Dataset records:

§

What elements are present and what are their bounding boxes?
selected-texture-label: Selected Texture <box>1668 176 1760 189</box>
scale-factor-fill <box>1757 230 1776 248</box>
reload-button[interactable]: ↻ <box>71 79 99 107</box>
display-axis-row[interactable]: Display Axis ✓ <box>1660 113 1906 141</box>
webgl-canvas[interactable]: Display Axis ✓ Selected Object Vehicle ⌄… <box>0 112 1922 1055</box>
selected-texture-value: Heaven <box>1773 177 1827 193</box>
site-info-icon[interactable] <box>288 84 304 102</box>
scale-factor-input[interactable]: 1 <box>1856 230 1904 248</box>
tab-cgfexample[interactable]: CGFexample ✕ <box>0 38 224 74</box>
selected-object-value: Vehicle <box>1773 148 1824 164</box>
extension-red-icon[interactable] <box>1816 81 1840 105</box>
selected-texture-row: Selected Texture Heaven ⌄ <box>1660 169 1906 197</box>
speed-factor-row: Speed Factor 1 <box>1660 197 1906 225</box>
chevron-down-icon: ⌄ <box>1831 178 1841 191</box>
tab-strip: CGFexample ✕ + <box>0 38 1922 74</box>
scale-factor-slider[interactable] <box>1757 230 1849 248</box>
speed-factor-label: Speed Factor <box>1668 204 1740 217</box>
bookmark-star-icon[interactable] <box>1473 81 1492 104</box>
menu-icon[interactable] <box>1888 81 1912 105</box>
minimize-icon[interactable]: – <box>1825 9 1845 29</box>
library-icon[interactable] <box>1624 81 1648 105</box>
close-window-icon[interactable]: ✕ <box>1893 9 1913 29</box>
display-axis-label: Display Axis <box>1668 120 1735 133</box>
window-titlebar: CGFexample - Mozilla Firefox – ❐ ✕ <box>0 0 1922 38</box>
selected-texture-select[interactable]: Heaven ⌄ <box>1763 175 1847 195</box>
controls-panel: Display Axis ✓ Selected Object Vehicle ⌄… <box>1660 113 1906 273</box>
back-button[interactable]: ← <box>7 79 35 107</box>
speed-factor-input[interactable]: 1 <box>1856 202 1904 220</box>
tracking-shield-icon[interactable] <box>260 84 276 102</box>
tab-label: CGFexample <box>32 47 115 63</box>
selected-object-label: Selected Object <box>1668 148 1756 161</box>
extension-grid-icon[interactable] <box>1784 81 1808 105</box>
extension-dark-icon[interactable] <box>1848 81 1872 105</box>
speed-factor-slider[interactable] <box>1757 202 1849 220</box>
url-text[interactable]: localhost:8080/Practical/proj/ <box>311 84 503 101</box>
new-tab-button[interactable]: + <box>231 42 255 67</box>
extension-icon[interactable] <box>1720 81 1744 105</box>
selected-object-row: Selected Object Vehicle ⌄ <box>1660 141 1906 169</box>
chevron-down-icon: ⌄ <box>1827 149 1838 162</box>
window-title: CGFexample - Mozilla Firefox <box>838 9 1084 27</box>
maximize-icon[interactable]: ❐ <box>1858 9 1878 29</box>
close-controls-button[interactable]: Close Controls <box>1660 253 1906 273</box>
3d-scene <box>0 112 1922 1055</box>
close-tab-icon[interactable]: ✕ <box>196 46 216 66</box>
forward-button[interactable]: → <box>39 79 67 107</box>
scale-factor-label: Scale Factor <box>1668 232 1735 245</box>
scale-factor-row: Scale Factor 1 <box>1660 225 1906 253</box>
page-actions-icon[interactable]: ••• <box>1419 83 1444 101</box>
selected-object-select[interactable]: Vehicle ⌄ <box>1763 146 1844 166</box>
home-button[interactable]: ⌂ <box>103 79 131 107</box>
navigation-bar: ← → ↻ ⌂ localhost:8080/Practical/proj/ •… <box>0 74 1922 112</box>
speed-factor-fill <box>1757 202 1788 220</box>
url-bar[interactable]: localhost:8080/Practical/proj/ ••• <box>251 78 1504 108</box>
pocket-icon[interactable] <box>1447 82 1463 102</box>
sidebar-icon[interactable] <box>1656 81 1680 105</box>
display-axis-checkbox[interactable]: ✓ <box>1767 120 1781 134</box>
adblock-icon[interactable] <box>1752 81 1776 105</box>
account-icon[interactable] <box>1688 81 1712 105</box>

§

**Exercise task**
Rewrite the items from the first line through the line with "selected-texture-value: Heaven <box>1773", replacing "Display Axis" with "Show Axis" and leaving everything else unchanged.

**Answer in full**
What elements are present and what are their bounding boxes?
selected-texture-label: Selected Texture <box>1668 176 1760 189</box>
scale-factor-fill <box>1757 230 1776 248</box>
reload-button[interactable]: ↻ <box>71 79 99 107</box>
display-axis-row[interactable]: Show Axis ✓ <box>1660 113 1906 141</box>
webgl-canvas[interactable]: Show Axis ✓ Selected Object Vehicle ⌄… <box>0 112 1922 1055</box>
selected-texture-value: Heaven <box>1773 177 1827 193</box>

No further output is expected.